Problem to work on: In the records below, find each line with the word "debris" and copy it.

Items:

★ ★ ★ ★

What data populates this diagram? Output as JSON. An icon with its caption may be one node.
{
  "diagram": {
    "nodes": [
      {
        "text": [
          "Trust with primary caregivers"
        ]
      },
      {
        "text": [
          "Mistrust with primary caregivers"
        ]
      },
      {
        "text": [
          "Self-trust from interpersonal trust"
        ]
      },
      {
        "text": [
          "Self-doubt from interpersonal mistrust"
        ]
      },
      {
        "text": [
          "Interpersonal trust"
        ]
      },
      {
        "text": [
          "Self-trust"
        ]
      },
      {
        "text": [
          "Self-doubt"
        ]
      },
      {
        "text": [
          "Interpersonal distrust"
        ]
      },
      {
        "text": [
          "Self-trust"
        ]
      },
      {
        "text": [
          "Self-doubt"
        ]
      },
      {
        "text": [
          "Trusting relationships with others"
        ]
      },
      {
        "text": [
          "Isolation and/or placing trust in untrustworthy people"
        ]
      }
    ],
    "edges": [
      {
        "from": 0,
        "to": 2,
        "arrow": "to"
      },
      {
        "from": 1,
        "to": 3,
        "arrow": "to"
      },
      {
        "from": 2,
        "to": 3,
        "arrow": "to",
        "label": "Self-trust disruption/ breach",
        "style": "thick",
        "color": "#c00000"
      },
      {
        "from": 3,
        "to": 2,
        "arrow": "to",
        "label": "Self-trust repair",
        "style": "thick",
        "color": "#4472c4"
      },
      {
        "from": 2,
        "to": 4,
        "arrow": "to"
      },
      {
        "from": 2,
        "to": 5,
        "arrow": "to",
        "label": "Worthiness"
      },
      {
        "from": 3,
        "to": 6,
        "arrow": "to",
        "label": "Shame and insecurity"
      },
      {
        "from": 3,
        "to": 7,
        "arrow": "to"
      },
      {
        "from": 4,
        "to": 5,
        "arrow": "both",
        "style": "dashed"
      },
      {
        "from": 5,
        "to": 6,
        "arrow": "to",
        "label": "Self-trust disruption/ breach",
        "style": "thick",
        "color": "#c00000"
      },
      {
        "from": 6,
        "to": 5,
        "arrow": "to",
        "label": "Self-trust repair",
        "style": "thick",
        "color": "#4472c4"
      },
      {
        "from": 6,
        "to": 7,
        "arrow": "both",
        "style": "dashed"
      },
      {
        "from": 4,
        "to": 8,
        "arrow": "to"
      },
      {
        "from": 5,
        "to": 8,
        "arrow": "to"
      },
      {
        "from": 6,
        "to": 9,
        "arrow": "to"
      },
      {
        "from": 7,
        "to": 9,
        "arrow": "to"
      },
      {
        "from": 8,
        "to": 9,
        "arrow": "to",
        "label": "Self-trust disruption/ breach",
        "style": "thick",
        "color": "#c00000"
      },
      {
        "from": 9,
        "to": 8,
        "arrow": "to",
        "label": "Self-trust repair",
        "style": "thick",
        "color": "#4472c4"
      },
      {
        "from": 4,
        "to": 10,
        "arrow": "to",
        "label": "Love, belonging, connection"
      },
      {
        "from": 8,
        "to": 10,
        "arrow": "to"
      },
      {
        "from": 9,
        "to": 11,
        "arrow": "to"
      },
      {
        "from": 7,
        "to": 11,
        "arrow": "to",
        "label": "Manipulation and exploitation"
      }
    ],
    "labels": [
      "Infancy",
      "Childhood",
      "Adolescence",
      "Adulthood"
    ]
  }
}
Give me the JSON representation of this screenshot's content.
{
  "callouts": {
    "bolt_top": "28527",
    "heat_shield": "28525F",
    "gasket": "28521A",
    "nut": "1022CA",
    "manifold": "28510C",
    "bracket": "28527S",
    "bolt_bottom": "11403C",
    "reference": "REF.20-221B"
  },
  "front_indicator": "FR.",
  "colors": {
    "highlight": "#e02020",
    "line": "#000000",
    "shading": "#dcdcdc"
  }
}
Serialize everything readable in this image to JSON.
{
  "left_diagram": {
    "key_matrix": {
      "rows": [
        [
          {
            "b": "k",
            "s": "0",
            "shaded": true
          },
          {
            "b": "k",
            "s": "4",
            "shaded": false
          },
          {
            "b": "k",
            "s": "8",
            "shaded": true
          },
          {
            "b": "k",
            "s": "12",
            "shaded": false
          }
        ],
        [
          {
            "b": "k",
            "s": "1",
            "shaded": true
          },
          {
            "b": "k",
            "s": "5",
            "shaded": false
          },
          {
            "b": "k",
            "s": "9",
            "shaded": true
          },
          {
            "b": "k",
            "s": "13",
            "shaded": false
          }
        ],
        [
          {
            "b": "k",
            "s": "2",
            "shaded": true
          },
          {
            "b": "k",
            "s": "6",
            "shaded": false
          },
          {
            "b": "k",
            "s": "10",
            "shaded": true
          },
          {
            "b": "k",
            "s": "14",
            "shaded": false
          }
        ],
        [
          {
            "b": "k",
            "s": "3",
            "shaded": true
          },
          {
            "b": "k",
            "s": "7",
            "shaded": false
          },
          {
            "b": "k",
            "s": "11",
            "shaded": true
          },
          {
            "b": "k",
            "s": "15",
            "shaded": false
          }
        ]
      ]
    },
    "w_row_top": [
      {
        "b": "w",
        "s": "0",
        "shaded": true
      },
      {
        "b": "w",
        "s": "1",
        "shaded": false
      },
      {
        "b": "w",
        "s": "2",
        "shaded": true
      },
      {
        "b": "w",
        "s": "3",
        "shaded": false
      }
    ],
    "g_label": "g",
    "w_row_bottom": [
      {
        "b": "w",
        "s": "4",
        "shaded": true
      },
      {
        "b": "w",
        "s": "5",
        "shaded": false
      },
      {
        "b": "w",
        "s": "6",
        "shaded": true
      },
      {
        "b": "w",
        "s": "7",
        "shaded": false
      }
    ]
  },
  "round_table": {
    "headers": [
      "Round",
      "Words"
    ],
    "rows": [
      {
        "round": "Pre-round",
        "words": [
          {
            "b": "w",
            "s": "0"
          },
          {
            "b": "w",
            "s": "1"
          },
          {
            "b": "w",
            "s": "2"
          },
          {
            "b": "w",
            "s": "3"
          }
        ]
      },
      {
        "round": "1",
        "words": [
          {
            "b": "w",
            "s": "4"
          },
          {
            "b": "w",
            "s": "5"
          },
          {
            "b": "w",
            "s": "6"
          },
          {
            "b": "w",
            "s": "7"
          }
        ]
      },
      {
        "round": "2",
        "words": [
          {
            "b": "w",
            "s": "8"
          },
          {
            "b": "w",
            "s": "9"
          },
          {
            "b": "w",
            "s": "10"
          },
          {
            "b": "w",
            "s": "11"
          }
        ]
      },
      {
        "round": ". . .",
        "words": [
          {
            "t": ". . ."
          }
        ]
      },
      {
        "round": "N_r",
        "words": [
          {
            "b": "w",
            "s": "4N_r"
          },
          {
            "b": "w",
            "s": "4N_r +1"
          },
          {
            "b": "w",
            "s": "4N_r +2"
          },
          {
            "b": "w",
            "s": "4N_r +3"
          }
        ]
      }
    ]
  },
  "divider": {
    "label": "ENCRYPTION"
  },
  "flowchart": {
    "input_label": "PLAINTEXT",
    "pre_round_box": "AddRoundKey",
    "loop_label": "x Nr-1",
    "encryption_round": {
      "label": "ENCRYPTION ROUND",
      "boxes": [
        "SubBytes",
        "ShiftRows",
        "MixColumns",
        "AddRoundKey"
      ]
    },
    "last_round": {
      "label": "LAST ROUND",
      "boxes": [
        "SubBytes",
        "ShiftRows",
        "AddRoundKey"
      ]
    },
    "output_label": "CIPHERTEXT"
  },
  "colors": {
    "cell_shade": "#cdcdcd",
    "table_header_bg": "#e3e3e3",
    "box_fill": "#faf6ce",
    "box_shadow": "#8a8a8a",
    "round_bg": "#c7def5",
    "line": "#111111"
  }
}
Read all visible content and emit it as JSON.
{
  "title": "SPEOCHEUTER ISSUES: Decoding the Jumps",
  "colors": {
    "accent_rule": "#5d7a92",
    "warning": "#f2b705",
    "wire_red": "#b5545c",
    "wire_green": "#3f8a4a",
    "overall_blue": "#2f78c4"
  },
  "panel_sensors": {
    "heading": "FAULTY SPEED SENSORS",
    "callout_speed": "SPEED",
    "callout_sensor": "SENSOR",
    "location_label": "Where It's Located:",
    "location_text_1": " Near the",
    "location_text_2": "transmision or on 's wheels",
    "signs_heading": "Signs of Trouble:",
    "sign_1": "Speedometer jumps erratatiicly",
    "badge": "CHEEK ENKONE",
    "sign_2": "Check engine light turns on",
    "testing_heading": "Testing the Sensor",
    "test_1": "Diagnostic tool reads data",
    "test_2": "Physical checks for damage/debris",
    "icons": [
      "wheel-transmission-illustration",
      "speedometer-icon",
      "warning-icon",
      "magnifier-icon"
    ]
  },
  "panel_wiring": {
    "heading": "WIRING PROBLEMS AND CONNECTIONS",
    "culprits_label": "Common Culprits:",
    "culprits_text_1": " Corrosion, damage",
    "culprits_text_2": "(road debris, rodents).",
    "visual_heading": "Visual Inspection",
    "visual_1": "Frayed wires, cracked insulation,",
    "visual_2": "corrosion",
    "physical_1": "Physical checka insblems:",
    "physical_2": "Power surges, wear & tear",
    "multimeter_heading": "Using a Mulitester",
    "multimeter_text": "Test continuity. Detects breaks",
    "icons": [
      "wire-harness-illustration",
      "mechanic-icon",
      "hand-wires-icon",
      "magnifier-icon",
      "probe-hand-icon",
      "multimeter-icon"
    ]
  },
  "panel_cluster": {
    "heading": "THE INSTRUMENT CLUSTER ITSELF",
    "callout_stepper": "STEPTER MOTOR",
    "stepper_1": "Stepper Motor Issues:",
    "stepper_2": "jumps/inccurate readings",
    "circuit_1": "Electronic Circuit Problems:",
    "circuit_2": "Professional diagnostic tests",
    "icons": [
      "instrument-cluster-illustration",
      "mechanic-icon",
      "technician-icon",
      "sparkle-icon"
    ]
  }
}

★ ★ ★ ★

Task result:
    "test_2": "Physical checks for damage/debris",
    "culprits_text_2": "(road debris, rodents).",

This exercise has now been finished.